▶ **Required task**: Show every line in the entries below where the word "score" appears.

─── Source data

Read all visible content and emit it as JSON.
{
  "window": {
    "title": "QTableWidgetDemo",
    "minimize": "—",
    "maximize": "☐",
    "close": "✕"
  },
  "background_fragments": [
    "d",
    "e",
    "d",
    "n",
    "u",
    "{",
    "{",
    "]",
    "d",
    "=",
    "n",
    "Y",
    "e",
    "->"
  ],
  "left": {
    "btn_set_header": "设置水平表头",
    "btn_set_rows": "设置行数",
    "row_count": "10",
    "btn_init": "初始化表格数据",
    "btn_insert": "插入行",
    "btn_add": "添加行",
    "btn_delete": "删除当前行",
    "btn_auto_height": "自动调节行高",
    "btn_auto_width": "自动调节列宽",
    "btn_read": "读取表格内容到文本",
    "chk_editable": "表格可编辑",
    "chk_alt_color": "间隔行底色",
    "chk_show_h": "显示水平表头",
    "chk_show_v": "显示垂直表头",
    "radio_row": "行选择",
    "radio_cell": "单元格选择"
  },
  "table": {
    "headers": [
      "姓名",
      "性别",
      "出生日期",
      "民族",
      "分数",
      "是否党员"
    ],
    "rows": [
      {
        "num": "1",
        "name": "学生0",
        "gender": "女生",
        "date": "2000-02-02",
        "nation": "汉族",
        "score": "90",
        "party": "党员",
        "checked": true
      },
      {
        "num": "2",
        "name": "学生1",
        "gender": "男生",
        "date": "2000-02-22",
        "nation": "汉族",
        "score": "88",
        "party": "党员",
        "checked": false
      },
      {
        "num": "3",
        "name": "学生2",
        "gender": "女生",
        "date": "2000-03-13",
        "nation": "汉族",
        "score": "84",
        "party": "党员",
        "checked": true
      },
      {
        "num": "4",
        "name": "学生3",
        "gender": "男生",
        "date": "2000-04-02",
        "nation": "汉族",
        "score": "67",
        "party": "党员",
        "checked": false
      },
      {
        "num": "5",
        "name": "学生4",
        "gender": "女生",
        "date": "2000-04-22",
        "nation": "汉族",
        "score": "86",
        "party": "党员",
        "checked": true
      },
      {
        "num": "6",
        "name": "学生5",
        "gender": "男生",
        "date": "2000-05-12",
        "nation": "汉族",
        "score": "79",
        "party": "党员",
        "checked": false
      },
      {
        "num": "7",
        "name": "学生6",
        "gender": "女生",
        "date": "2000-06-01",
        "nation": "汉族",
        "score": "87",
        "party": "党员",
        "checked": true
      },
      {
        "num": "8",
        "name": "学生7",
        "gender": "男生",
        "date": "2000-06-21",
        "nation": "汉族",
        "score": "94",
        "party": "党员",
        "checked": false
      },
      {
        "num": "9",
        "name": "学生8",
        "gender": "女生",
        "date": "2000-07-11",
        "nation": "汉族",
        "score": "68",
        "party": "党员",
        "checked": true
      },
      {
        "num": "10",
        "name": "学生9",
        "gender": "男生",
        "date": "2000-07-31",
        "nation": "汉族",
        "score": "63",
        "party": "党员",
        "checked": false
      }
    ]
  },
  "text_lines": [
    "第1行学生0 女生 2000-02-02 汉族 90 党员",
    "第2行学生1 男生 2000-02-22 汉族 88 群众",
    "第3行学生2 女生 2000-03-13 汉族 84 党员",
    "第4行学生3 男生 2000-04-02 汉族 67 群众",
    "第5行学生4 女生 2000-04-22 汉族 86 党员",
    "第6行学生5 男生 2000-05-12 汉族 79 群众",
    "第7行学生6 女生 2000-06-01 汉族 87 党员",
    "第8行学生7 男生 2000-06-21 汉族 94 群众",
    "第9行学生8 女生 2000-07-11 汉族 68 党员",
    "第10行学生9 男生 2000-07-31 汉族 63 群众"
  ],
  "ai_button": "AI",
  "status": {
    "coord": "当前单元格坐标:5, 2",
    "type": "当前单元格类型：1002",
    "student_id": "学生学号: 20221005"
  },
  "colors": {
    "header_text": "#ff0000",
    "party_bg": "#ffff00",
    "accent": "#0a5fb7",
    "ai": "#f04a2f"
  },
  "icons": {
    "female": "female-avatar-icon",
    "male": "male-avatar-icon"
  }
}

──────

▶ **Result of this exercise**:
        "score": "90",
        "score": "88",
        "score": "84",
        "score": "67",
        "score": "86",
        "score": "79",
        "score": "87",
        "score": "94",
        "score": "68",
        "score": "63",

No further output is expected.